# Prompt:
Transcribe verbatim the portion of the records below that begins with the line containing "199, 308, 222]" and ends with the line containing "343, 942, 366]". Include both of those lines.

# Data shown:
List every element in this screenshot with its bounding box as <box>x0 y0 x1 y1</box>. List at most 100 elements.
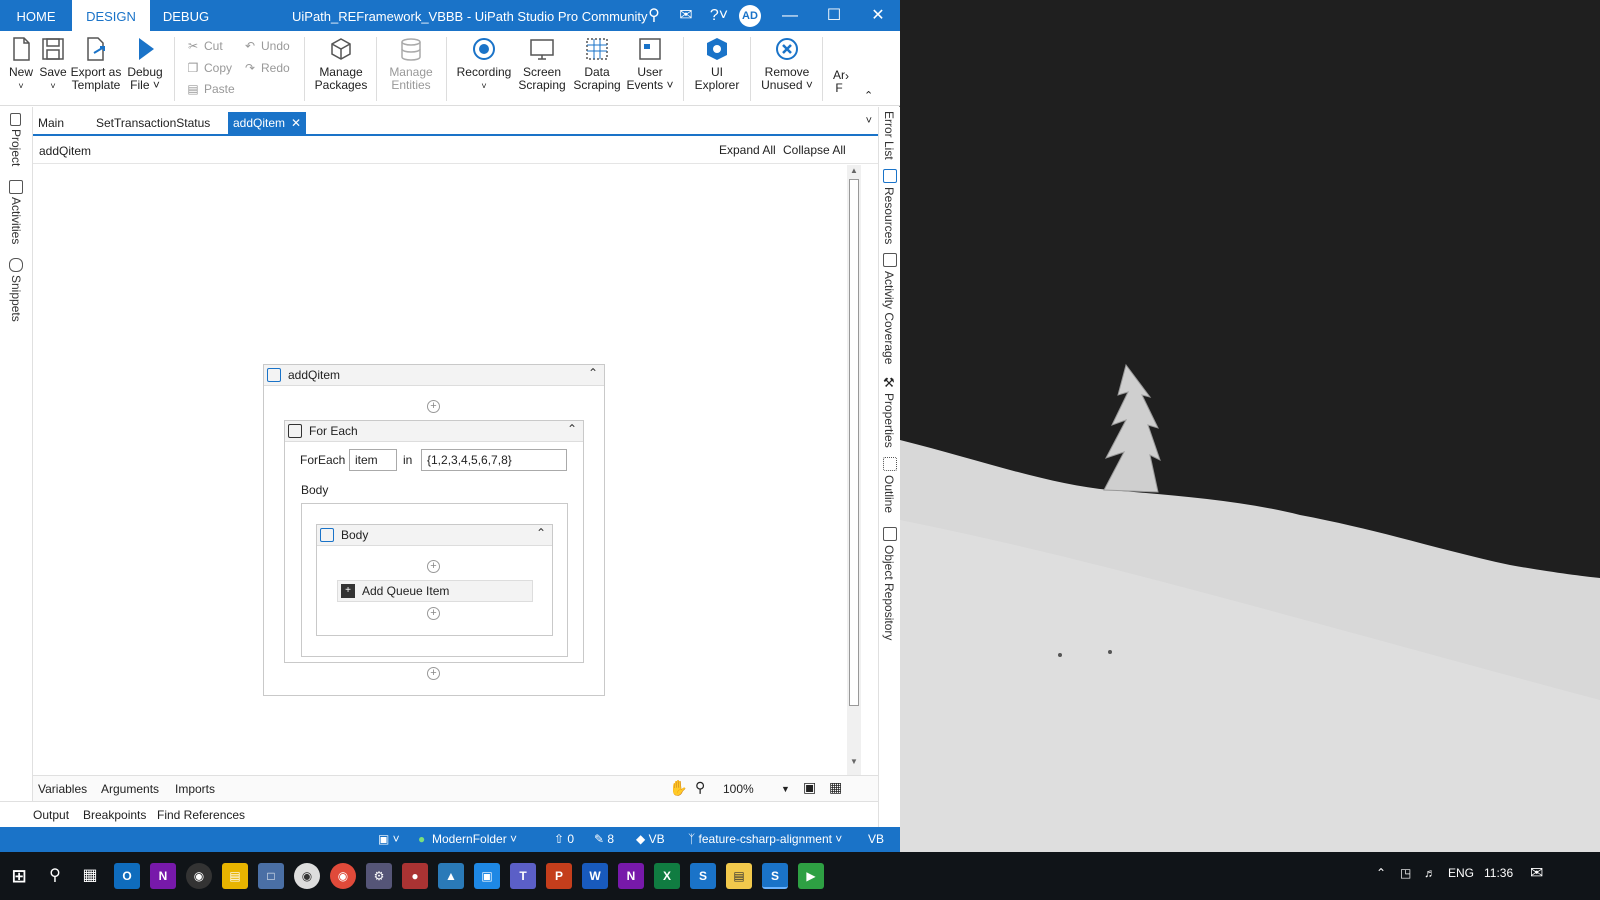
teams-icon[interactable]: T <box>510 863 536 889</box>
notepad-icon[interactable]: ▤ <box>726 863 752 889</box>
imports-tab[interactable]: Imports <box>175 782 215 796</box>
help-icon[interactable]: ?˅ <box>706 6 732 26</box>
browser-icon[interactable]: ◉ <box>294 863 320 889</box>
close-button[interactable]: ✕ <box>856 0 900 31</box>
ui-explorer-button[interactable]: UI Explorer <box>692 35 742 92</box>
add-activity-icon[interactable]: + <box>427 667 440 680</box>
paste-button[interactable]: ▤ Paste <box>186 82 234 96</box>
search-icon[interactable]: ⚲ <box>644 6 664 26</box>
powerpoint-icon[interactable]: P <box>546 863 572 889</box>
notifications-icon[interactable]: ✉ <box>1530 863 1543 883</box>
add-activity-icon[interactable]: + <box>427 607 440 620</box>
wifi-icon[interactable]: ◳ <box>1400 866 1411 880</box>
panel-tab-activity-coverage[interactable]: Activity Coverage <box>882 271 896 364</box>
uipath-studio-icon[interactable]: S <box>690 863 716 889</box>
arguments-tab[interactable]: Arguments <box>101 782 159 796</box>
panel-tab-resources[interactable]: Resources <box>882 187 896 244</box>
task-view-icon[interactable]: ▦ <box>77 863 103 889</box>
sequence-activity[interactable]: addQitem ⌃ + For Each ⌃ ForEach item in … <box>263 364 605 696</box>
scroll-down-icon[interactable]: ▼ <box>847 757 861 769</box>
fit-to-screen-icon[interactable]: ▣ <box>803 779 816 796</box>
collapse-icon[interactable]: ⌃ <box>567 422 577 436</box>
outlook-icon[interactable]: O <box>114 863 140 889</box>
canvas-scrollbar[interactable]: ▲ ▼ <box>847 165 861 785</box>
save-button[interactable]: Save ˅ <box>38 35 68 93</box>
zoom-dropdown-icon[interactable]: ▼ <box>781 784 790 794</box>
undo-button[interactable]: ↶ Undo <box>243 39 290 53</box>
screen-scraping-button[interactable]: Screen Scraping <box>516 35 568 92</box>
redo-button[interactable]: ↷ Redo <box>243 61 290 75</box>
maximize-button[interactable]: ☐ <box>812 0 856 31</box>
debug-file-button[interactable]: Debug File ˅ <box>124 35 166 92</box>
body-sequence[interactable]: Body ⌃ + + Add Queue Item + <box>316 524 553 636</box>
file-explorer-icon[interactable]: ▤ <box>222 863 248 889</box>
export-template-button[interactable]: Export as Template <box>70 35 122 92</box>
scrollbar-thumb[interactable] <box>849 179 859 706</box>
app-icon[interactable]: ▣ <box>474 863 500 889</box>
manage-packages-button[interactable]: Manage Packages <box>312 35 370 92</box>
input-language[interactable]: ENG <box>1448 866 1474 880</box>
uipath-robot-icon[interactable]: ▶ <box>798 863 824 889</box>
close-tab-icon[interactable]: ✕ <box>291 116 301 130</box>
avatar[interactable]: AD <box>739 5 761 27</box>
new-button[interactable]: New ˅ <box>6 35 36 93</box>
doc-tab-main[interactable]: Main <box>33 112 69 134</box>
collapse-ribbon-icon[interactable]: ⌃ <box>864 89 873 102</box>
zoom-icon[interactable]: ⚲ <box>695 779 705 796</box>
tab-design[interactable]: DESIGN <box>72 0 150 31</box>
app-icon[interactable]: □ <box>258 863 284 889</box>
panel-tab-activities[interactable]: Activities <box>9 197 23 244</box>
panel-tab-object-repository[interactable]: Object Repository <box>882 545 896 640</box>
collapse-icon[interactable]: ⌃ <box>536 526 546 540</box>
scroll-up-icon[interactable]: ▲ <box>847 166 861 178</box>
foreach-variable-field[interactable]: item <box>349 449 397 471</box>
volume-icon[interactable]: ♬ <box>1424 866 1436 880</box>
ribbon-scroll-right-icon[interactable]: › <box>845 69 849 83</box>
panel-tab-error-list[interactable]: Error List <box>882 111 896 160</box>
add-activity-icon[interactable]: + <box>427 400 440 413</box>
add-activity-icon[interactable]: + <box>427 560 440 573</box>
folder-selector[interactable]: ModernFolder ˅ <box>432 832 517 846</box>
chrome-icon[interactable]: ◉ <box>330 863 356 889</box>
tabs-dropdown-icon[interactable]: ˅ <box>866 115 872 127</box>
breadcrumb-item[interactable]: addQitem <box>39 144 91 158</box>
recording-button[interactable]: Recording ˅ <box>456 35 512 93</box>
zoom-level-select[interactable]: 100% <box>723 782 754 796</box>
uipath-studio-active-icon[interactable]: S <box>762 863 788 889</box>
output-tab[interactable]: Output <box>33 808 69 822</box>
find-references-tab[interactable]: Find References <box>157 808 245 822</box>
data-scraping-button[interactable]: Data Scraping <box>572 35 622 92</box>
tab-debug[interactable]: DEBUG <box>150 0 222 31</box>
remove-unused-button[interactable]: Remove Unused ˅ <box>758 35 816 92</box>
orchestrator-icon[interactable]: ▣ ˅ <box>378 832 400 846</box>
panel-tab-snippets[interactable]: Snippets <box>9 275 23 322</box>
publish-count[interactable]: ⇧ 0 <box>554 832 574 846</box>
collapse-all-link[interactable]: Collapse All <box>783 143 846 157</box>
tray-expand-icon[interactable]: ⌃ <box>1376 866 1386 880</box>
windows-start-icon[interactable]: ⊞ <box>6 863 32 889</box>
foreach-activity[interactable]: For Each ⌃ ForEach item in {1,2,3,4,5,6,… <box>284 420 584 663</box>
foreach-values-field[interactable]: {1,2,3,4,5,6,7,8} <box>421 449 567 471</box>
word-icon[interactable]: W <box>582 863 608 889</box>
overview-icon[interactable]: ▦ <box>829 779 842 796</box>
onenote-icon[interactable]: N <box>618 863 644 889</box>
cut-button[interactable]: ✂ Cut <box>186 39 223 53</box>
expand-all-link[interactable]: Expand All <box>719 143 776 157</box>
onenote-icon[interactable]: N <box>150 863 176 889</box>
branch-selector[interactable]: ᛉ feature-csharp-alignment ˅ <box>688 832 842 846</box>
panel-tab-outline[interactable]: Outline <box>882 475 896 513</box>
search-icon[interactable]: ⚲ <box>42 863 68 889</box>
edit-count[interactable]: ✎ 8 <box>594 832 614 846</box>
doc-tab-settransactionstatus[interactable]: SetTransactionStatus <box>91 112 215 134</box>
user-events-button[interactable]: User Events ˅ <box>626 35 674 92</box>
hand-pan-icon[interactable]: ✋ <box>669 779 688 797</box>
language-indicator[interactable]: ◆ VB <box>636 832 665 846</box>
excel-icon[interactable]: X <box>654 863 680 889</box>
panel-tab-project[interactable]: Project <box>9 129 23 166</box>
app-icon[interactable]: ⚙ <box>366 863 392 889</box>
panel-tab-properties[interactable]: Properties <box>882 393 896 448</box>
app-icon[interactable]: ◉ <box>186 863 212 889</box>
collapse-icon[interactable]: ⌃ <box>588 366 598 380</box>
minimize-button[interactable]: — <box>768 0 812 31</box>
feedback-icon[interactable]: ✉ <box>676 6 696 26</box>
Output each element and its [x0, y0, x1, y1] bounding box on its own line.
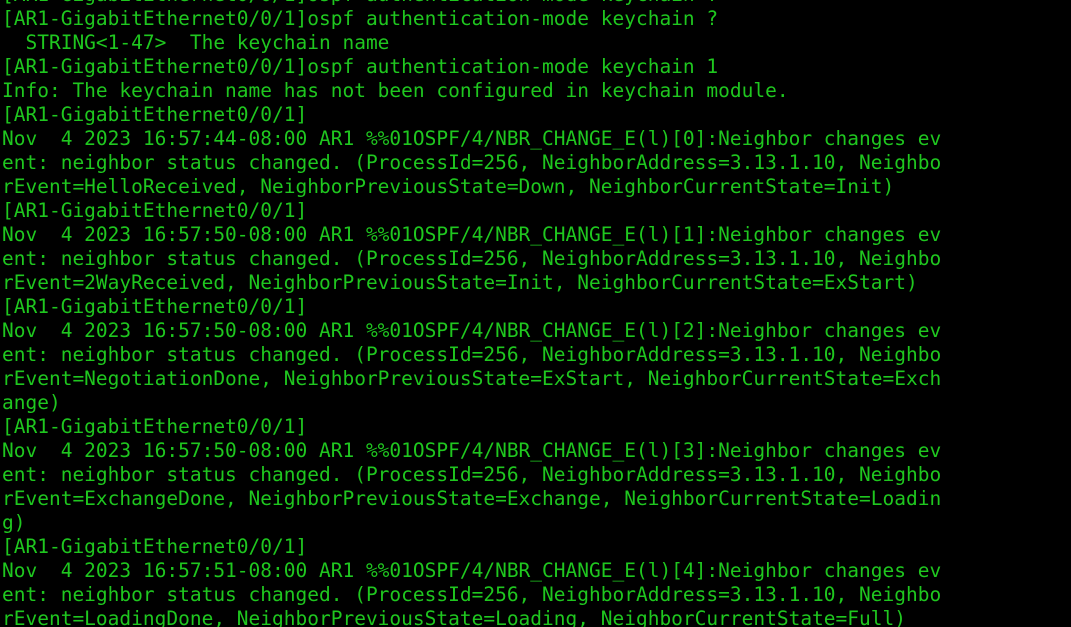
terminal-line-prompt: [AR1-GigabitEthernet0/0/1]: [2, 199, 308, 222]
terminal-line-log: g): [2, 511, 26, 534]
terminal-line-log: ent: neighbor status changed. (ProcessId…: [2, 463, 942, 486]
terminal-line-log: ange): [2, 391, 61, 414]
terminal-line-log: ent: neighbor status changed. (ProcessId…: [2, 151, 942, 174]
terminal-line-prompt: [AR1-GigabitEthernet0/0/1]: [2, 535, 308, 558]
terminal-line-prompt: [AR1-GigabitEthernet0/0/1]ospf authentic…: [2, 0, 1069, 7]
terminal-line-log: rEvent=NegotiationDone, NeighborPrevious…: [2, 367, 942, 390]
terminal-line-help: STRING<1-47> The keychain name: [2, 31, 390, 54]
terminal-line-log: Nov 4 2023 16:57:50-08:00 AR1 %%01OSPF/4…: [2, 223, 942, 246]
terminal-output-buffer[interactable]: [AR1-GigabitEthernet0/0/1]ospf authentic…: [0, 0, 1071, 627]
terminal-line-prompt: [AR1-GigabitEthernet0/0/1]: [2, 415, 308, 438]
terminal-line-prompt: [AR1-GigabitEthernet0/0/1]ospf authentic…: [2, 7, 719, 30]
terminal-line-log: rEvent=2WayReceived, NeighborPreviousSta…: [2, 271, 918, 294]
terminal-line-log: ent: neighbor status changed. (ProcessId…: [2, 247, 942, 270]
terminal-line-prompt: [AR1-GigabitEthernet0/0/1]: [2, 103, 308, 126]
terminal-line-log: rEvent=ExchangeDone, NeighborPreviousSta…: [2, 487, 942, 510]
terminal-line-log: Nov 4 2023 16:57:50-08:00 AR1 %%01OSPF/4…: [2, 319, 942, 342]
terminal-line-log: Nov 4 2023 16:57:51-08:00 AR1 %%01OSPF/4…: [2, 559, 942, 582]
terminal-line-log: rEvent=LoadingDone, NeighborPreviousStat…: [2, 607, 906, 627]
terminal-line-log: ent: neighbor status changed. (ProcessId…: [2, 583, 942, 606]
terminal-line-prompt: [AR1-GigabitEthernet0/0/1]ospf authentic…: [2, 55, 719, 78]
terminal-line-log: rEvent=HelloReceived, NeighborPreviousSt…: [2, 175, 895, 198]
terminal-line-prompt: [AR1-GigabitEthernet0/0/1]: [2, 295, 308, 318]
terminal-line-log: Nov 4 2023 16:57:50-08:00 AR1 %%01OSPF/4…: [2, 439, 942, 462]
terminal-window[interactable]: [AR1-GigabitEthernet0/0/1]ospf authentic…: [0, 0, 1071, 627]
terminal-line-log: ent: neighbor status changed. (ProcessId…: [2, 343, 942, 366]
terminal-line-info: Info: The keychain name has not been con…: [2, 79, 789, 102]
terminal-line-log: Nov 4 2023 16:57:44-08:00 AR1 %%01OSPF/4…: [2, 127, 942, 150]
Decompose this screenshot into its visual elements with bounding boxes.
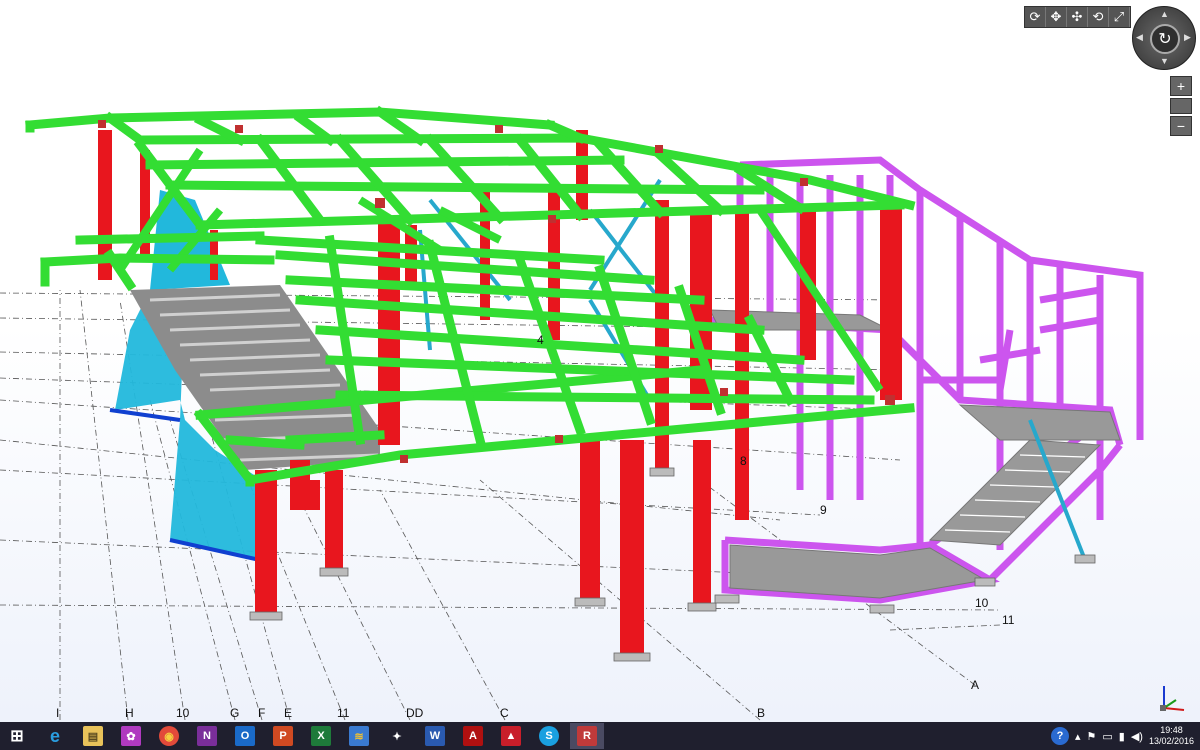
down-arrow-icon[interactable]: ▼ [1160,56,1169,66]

# Solution to this task:
terminal-line-prompt: [AR1-GigabitEthernet0/0/1]: [2, 199, 308, 222]
terminal-line-log: g): [2, 511, 26, 534]
terminal-line-log: ent: neighbor status changed. (ProcessId…: [2, 463, 942, 486]
terminal-line-log: ange): [2, 391, 61, 414]
terminal-line-log: ent: neighbor status changed. (ProcessId…: [2, 151, 942, 174]
terminal-line-prompt: [AR1-GigabitEthernet0/0/1]: [2, 535, 308, 558]
terminal-line-prompt: [AR1-GigabitEthernet0/0/1]ospf authentic…: [2, 0, 1069, 7]
terminal-line-log: rEvent=NegotiationDone, NeighborPrevious…: [2, 367, 942, 390]
terminal-line-help: STRING<1-47> The keychain name: [2, 31, 390, 54]
terminal-line-log: Nov 4 2023 16:57:50-08:00 AR1 %%01OSPF/4…: [2, 223, 942, 246]
terminal-output-buffer[interactable]: [AR1-GigabitEthernet0/0/1]ospf authentic…: [0, 0, 1071, 627]
terminal-line-prompt: [AR1-GigabitEthernet0/0/1]: [2, 415, 308, 438]
terminal-line-prompt: [AR1-GigabitEthernet0/0/1]ospf authentic…: [2, 7, 719, 30]
terminal-line-log: rEvent=2WayReceived, NeighborPreviousSta…: [2, 271, 918, 294]
terminal-line-log: ent: neighbor status changed. (ProcessId…: [2, 247, 942, 270]
terminal-line-prompt: [AR1-GigabitEthernet0/0/1]: [2, 103, 308, 126]
terminal-line-log: rEvent=ExchangeDone, NeighborPreviousSta…: [2, 487, 942, 510]
terminal-line-log: Nov 4 2023 16:57:50-08:00 AR1 %%01OSPF/4…: [2, 319, 942, 342]
terminal-line-log: Nov 4 2023 16:57:51-08:00 AR1 %%01OSPF/4…: [2, 559, 942, 582]
terminal-line-log: rEvent=LoadingDone, NeighborPreviousStat…: [2, 607, 906, 627]
terminal-line-log: ent: neighbor status changed. (ProcessId…: [2, 583, 942, 606]
terminal-line-prompt: [AR1-GigabitEthernet0/0/1]ospf authentic…: [2, 55, 719, 78]
terminal-line-log: rEvent=HelloReceived, NeighborPreviousSt…: [2, 175, 895, 198]
terminal-line-prompt: [AR1-GigabitEthernet0/0/1]: [2, 295, 308, 318]
terminal-line-log: Nov 4 2023 16:57:50-08:00 AR1 %%01OSPF/4…: [2, 439, 942, 462]
terminal-window[interactable]: [AR1-GigabitEthernet0/0/1]ospf authentic…: [0, 0, 1071, 627]
terminal-line-log: ent: neighbor status changed. (ProcessId…: [2, 343, 942, 366]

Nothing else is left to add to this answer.